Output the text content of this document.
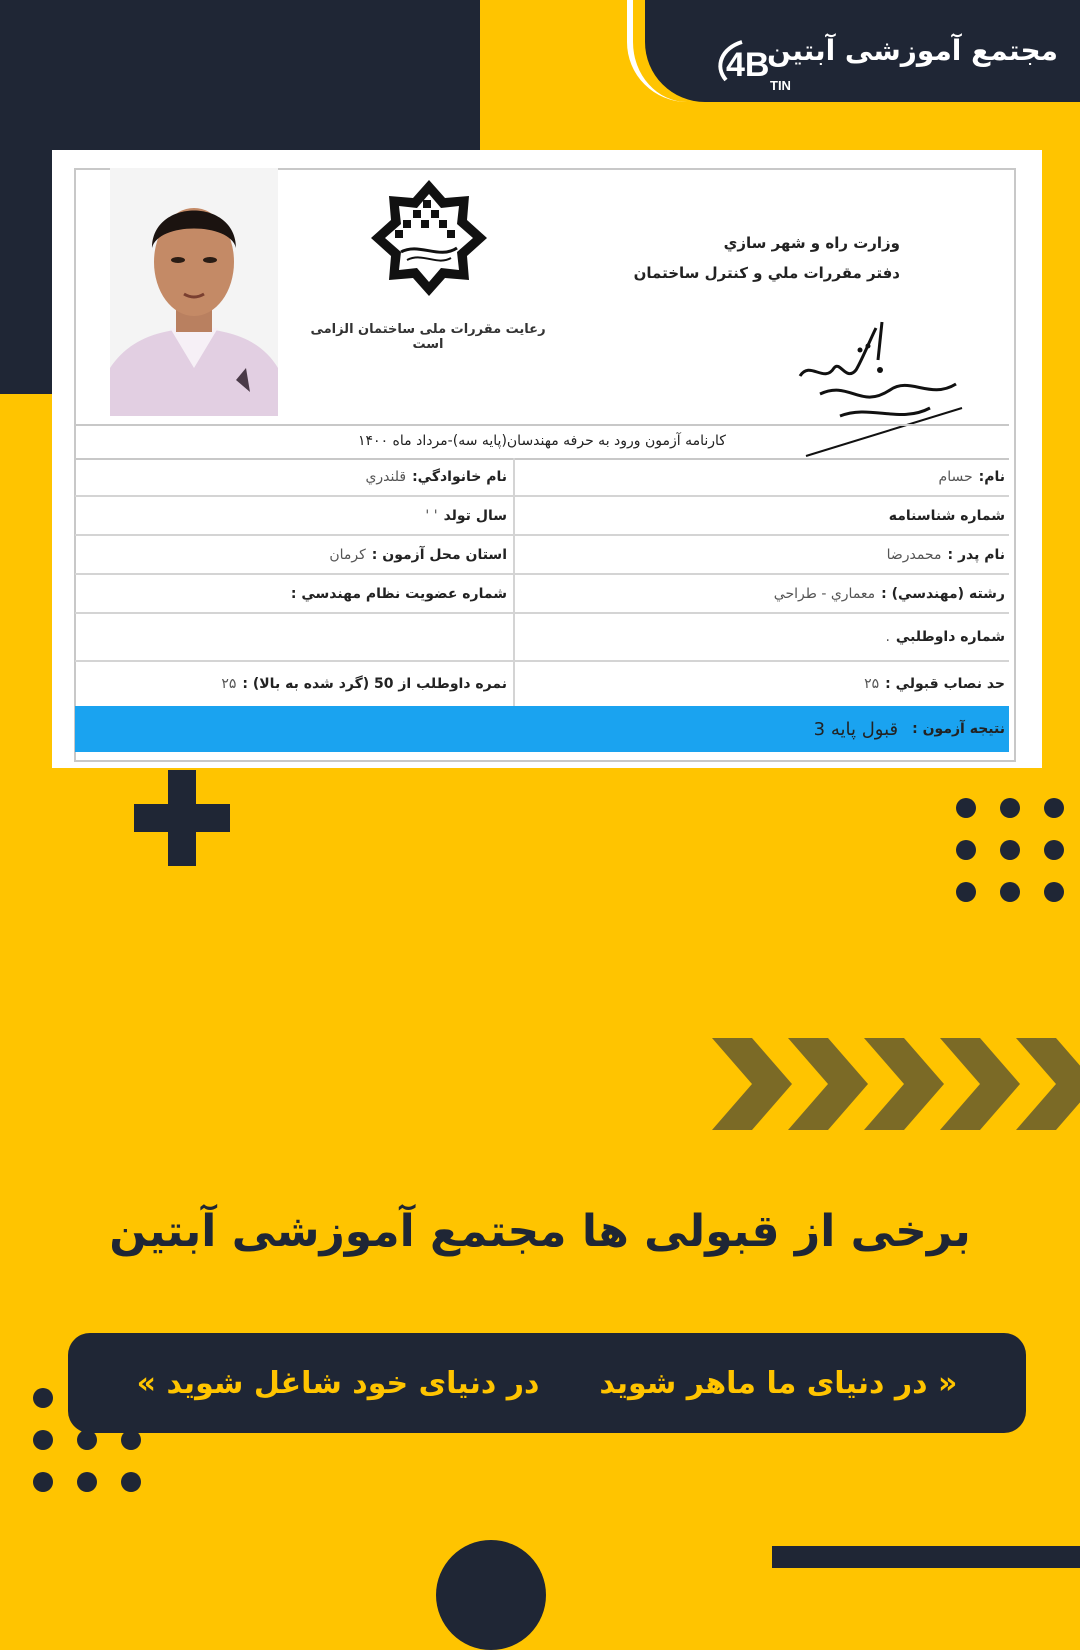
مجتمع آموزشی آبتین
4B
TIN
رعايت مقررات ملی ساختمان الزامی است
وزارت راه و شهر سازي
دفتر مقررات ملي و كنترل ساختمان
كارنامه آزمون ورود به حرفه مهندسان(پايه سه)-مرداد ماه ۱۴۰۰
نام:
حسام
نام خانوادگي:
قلندري
شماره شناسنامه
سال تولد
' '
نام پدر :
محمدرضا
استان محل آزمون :
كرمان
رشته (مهندسي) :
معماري - طراحي
شماره عضويت نظام مهندسي :
شماره داوطلبي
.
حد نصاب قبولي :
۲۵
نمره داوطلب از 50 (گرد شده به بالا) :
۲۵
نتيجه آزمون :
قبول پايه 3
برخی از قبولی ها مجتمع آموزشی آبتین
« در دنیای ما ماهر شوید
در دنیای خود شاغل شوید »
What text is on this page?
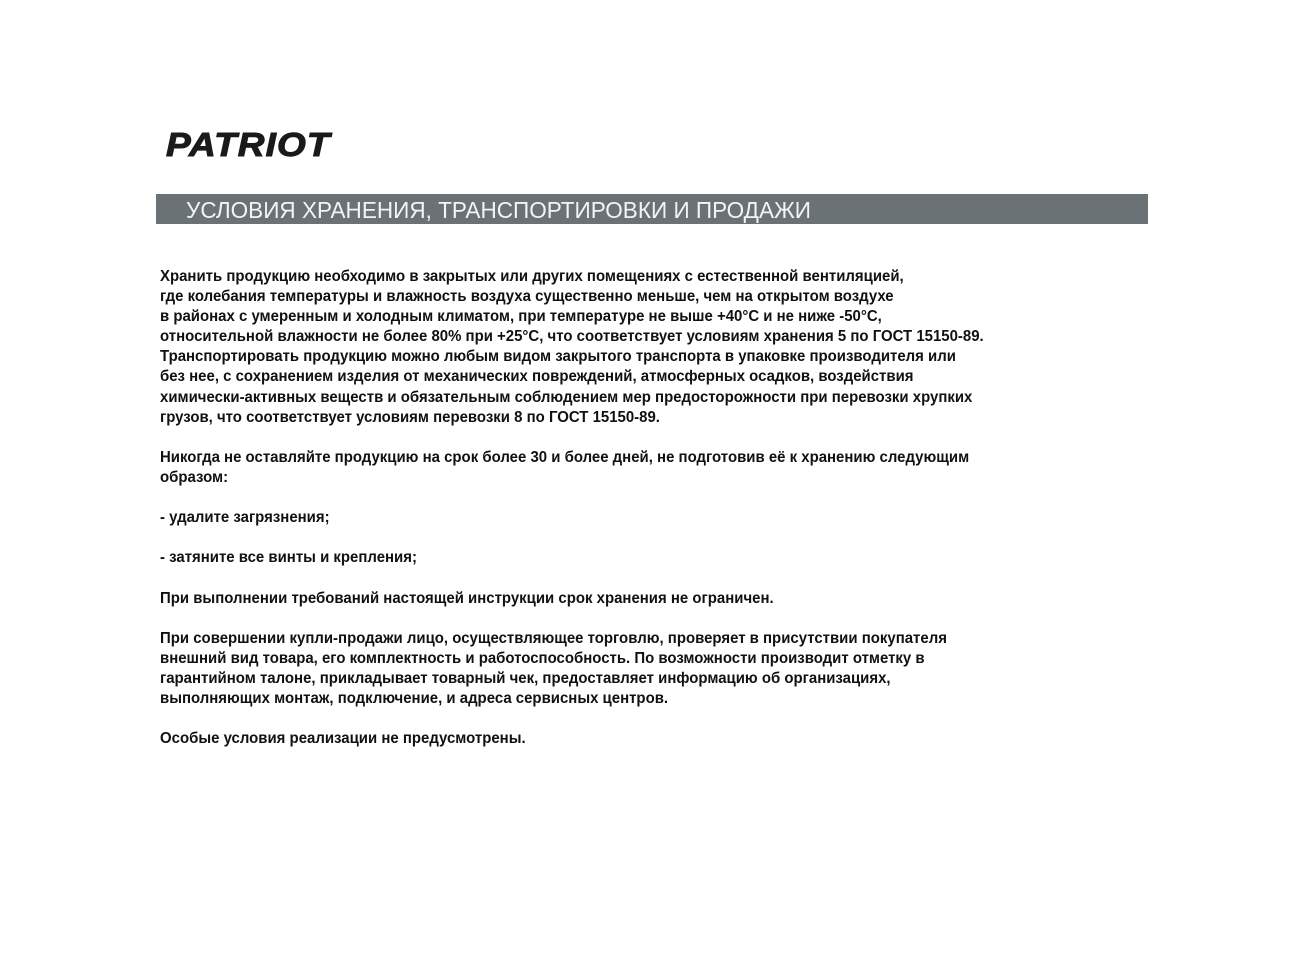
PATRIOT
УСЛОВИЯ ХРАНЕНИЯ, ТРАНСПОРТИРОВКИ И ПРОДАЖИ
Хранить продукцию необходимо в закрытых или других помещениях с естественной вентиляцией,
где колебания температуры и влажность воздуха существенно меньше, чем на открытом воздухе
в районах с умеренным и холодным климатом, при температуре не выше +40°С и не ниже -50°С,
относительной влажности не более 80% при +25°С, что соответствует условиям хранения 5 по ГОСТ 15150-89.
Транспортировать продукцию можно любым видом закрытого транспорта в упаковке производителя или
без нее, с сохранением изделия от механических повреждений, атмосферных осадков, воздействия
химически-активных веществ и обязательным соблюдением мер предосторожности при перевозки хрупких
грузов, что соответствует условиям перевозки 8 по ГОСТ 15150-89.
Никогда не оставляйте продукцию на срок более 30 и более дней, не подготовив её к хранению следующим
образом:
- удалите загрязнения;
- затяните все винты и крепления;
При выполнении требований настоящей инструкции срок хранения не ограничен.
При совершении купли-продажи лицо, осуществляющее торговлю, проверяет в присутствии покупателя
внешний вид товара, его комплектность и работоспособность. По возможности производит отметку в
гарантийном талоне, прикладывает товарный чек, предоставляет информацию об организациях,
выполняющих монтаж, подключение, и адреса сервисных центров.
Особые условия реализации не предусмотрены.
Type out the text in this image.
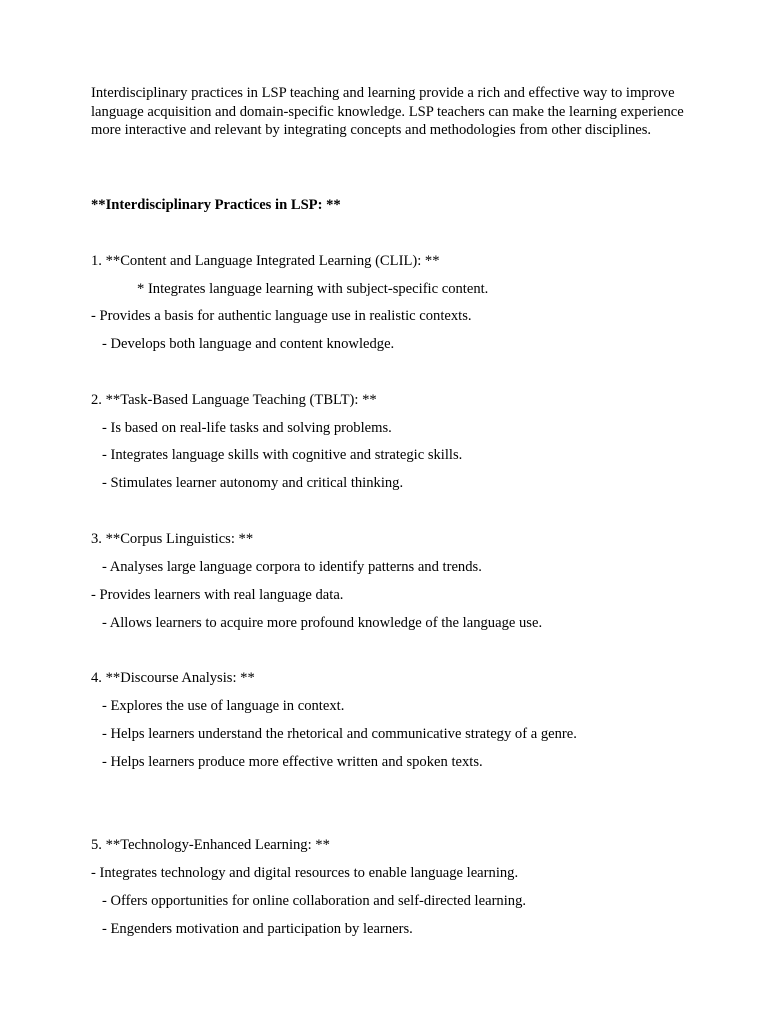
Interdisciplinary practices in LSP teaching and learning provide a rich and effective way to improve language acquisition and domain-specific knowledge. LSP teachers can make the learning experience more interactive and relevant by integrating concepts and methodologies from other disciplines.

**Interdisciplinary Practices in LSP: **

1. **Content and Language Integrated Learning (CLIL): **

* Integrates language learning with subject-specific content.

- Provides a basis for authentic language use in realistic contexts.

- Develops both language and content knowledge.

2. **Task-Based Language Teaching (TBLT): **

- Is based on real-life tasks and solving problems.

- Integrates language skills with cognitive and strategic skills.

- Stimulates learner autonomy and critical thinking.

3. **Corpus Linguistics: **

- Analyses large language corpora to identify patterns and trends.

- Provides learners with real language data.

- Allows learners to acquire more profound knowledge of the language use.

4. **Discourse Analysis: **

- Explores the use of language in context.

- Helps learners understand the rhetorical and communicative strategy of a genre.

- Helps learners produce more effective written and spoken texts.

5. **Technology-Enhanced Learning: **

- Integrates technology and digital resources to enable language learning.

- Offers opportunities for online collaboration and self-directed learning.

- Engenders motivation and participation by learners.
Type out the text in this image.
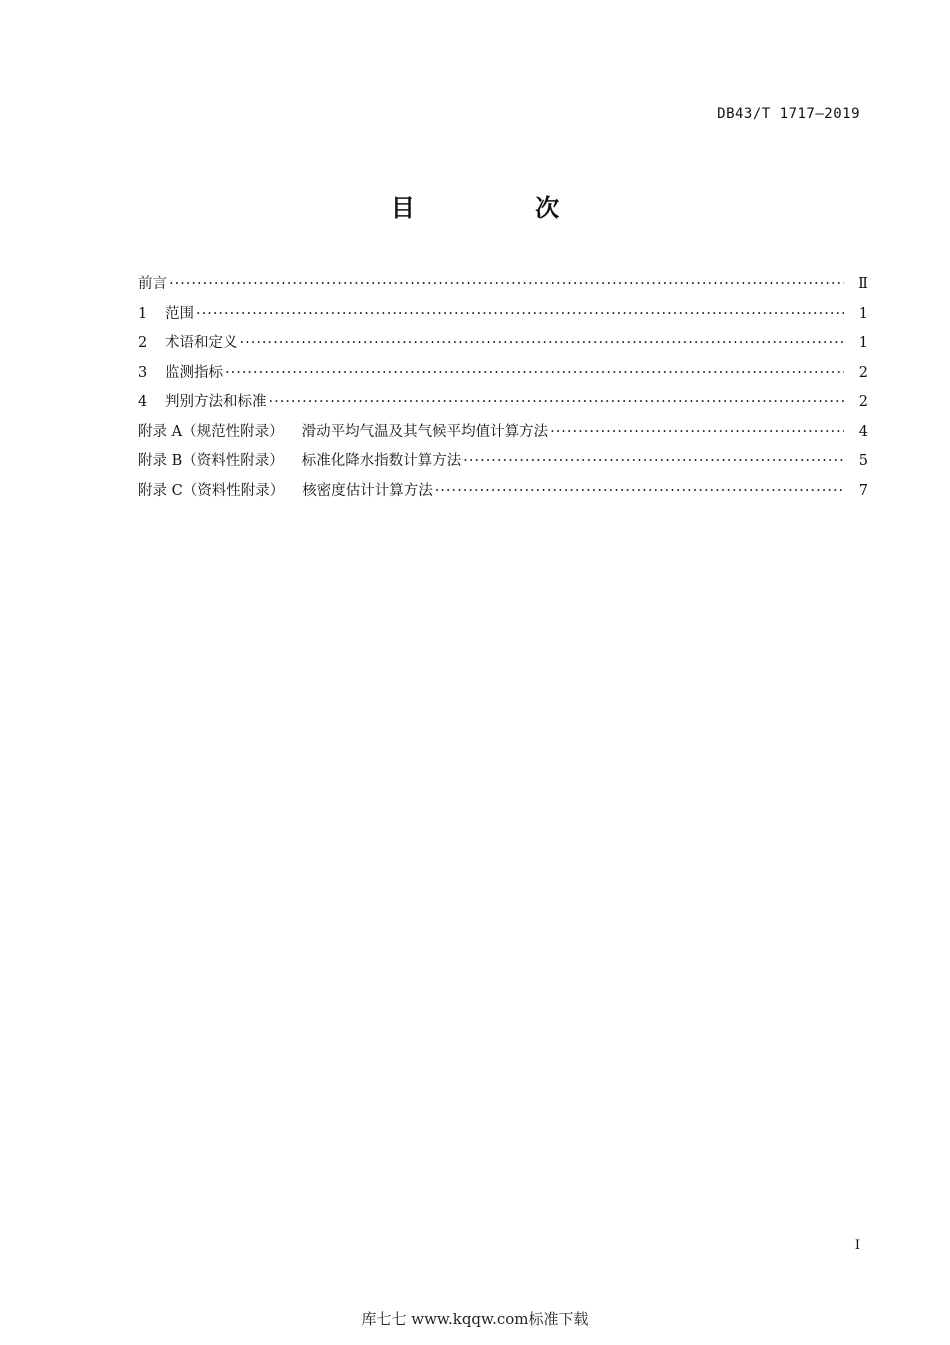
DB43/T 1717—2019
目 次
前言 ·····	Ⅱ
1	范围 ·····	1
2	术语和定义 ·····	1
3	监测指标 ·····	2
4	判别方法和标准 ·····	2
附录 A（规范性附录） 滑动平均气温及其气候平均值计算方法 ·····	4
附录 B（资料性附录） 标准化降水指数计算方法 ·····	5
附录 C（资料性附录） 核密度估计计算方法 ·····	7
I
库七七 www.kqqw.com标准下载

What is expected:
Extract, from the material above, each line holding the word "более".

Solved problem:
относительной влажности не более 80% при +25°С, что соответствует условиям хранения 5 по ГОСТ 15150-89.
Никогда не оставляйте продукцию на срок более 30 и более дней, не подготовив её к хранению следующим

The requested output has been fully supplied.